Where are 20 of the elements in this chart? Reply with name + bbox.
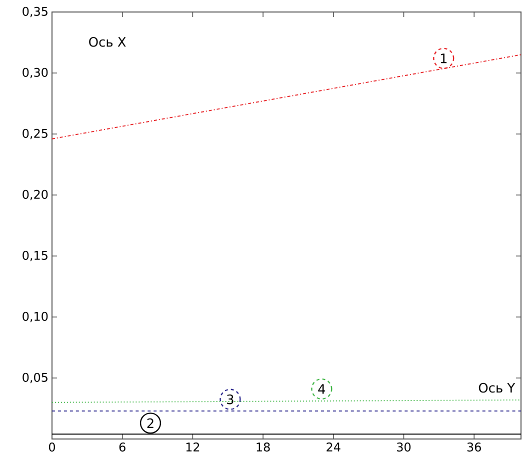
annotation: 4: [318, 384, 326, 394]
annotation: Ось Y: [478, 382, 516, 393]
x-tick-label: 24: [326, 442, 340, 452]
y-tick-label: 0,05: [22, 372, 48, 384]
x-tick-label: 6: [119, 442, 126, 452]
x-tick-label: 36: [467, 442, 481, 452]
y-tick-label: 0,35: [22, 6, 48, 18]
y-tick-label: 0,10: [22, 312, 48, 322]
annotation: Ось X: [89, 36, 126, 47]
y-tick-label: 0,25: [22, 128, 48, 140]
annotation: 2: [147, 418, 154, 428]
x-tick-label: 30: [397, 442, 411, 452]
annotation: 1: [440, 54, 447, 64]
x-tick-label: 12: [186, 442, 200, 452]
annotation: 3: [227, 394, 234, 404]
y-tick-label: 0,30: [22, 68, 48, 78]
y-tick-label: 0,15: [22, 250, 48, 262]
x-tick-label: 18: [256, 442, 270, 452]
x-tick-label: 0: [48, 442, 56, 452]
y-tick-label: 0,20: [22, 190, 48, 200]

==

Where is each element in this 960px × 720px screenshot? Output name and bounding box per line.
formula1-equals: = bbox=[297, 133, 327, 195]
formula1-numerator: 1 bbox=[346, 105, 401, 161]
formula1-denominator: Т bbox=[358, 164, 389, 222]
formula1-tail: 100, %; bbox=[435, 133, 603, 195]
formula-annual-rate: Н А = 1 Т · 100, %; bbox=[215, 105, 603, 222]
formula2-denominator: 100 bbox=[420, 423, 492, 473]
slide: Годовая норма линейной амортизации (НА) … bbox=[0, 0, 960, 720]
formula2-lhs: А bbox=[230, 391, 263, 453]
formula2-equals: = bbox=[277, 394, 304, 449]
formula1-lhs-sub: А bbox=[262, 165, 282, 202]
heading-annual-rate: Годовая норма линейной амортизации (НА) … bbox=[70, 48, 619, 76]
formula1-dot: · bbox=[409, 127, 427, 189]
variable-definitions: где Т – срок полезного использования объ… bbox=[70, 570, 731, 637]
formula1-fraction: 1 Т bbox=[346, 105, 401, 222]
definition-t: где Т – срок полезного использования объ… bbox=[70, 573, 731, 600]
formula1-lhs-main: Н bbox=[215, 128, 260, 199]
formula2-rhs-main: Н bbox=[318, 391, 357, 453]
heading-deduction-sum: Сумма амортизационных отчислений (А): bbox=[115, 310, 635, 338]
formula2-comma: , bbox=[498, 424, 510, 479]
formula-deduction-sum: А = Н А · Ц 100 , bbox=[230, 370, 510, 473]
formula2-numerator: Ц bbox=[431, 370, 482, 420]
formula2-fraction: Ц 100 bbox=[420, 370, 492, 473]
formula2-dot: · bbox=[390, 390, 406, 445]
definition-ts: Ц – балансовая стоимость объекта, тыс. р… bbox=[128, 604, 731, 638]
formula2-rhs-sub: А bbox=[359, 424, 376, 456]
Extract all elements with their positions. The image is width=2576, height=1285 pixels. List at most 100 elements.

→ Instructions for the task
Please rewrite the listing from the line with "annotation: 4: [318, 384, 326, 394]" to the line with "y-tick-label: 0,25: [22, 128, 48, 140]", replacing "annotation" with "label" and leaving everything else unchanged.

→ Result of the task
label: 4: [318, 384, 326, 394]
label: Ось Y: [478, 382, 516, 393]
x-tick-label: 24: [326, 442, 340, 452]
y-tick-label: 0,05: [22, 372, 48, 384]
x-tick-label: 6: [119, 442, 126, 452]
x-tick-label: 36: [467, 442, 481, 452]
y-tick-label: 0,35: [22, 6, 48, 18]
y-tick-label: 0,10: [22, 312, 48, 322]
label: Ось X: [89, 36, 126, 47]
y-tick-label: 0,25: [22, 128, 48, 140]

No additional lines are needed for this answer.